> **SUPPLIED PASSAGE**
+++

JAXP | XML

The Java API for XML Processing (JAXP) defines a generic API for processing XML documents and transforming an XML source. The javax.xml.parsers package contains classes and interfaces needed to parse XML documents in SAX 2.0 and DOM 2.0 modes, while the javax.xml.transform package contains the classes and interfaces needed for transforming XML data (a source) into another format (a result). An XML document can manifest itself in several ways: a stream (File, InputStream, or Reader), SAX events, or a DOM tree representation. The aim of JAXP is to provide applications with a portable way for parsing and transforming XML documents. WebLogic Server is shipped with JAXP 1.1 classes and interfaces by default, this implementation of JAXP is configured to use WebLogic's built-in parsers and transformers.

The JAXP specification demands that you set the appropriate system properties in order to plug in a custom XML parser (or transformer). However, WebLogic deviates from this model. Instead of using system properties, WebLogic allows you to determine the actual parsers used in two ways:

You can create an XML Registry that lets you configure server-specific and document-specific parsers and transformers. XML Registries are domain resources configured using the Administration Console.
You can define application-scoped XML settings in the WebLogic-specific weblogic-application.xml deployment descriptor for an EAR. Here you can specify parser and transformer factories that apply to an enterprise application and all its constituent modules.

Both of these mechanisms allow you to configure the parsers and transformers used by your applications at deployment time. This means that you can transparently alter the configuration without changing a single line of code.

In the following sections, we'll show you how to use WebLogic's JAXP to create SAX and DOM parsers, and a transformer based on an XSLT stylesheet. We also will look at WebLogic's support for resolving external entities.

18.1.1 SAX

The Simple API for XML (SAX) is an event-based API for parsing XML documents. The SAX interface defines various events that are triggered while an XML parser is reading an XML document. A custom handler can listen for these events and process the XML document in an easy, event-oriented fashion. A SAX handler implements the relevant callback methods and responds to various events such as when it encounters start and end tags, character data, or a processing instruction. As the SAX parser reads through an XML document, it invokes the methods on the handler class to mark each particular event. In this regard, the SAX interface is unlike other XML APIs because it relies on a push model; the data is pushed to the application as it is encountered.

+++

Data records:
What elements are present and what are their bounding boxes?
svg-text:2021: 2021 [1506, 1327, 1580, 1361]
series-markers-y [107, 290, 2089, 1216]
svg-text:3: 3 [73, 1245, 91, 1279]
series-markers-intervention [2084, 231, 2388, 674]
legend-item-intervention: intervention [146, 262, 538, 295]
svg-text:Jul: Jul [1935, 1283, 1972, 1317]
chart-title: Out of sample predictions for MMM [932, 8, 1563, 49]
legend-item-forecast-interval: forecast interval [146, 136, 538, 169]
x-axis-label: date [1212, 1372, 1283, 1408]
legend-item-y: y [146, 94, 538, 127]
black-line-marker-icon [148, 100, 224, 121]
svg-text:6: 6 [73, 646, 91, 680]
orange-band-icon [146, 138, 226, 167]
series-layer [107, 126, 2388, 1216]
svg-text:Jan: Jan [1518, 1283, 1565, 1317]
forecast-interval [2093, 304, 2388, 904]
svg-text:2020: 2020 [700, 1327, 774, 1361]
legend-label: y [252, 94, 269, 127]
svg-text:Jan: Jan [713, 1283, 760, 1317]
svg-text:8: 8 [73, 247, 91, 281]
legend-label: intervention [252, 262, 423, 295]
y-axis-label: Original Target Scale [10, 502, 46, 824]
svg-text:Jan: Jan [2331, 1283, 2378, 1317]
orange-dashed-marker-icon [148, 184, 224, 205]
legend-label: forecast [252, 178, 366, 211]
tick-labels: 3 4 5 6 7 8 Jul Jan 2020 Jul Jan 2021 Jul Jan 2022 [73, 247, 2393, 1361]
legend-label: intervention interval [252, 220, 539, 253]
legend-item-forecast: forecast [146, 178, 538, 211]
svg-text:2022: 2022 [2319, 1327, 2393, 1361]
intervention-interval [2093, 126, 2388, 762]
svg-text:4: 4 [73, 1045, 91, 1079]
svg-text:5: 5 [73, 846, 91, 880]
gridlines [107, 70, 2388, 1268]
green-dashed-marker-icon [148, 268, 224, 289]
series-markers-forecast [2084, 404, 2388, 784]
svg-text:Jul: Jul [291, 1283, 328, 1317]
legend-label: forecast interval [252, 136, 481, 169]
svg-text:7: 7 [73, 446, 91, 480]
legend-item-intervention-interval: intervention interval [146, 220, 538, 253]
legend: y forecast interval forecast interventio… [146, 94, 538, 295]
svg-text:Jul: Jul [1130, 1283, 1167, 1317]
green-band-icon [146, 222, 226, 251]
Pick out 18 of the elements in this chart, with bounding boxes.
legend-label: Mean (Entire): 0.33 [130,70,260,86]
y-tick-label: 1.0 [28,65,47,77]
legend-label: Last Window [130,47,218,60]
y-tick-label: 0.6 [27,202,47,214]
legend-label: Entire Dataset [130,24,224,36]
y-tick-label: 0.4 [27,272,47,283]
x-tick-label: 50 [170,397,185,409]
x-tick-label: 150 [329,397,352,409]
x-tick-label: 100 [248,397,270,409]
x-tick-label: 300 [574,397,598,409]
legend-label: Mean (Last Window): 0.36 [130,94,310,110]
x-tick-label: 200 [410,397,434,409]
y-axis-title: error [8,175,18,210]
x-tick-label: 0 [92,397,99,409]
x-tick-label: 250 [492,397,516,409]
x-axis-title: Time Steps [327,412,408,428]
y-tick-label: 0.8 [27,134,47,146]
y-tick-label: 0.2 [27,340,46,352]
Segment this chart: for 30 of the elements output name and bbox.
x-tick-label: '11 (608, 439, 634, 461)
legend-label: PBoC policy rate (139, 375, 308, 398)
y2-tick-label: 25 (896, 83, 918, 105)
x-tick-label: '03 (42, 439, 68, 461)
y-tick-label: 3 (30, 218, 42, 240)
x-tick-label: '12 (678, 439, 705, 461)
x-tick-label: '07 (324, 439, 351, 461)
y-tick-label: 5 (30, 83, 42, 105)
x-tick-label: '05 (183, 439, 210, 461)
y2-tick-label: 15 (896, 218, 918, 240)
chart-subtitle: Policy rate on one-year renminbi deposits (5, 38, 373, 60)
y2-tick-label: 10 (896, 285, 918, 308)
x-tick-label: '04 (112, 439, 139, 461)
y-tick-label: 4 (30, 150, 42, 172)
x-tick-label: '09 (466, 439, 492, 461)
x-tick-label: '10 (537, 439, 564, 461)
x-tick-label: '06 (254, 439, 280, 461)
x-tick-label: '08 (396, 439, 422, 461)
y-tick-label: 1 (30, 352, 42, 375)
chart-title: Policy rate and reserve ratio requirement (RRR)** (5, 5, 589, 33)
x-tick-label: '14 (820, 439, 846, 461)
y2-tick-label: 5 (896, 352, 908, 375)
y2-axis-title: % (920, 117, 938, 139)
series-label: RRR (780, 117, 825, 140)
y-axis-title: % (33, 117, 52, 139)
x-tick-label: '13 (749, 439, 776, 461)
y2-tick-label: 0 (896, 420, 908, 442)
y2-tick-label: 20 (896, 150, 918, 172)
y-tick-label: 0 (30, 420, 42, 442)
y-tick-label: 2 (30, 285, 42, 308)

+++

> **DIRECTIONS**
From the JAXP text, repeat word for word the section that begins at the words "The Simple API" and stops after "it is encountered.". The lines are separate material, not part of the JAXP text.

> **ANSWER FOR THIS EXERCISE**
The Simple API for XML (SAX) is an event-based API for parsing XML documents. The SAX interface defines various events that are triggered while an XML parser is reading an XML document. A custom handler can listen for these events and process the XML document in an easy, event-oriented fashion. A SAX handler implements the relevant callback methods and responds to various events such as when it encounters start and end tags, character data, or a processing instruction. As the SAX parser reads through an XML document, it invokes the methods on the handler class to mark each particular event. In this regard, the SAX interface is unlike other XML APIs because it relies on a push model; the data is pushed to the application as it is encountered.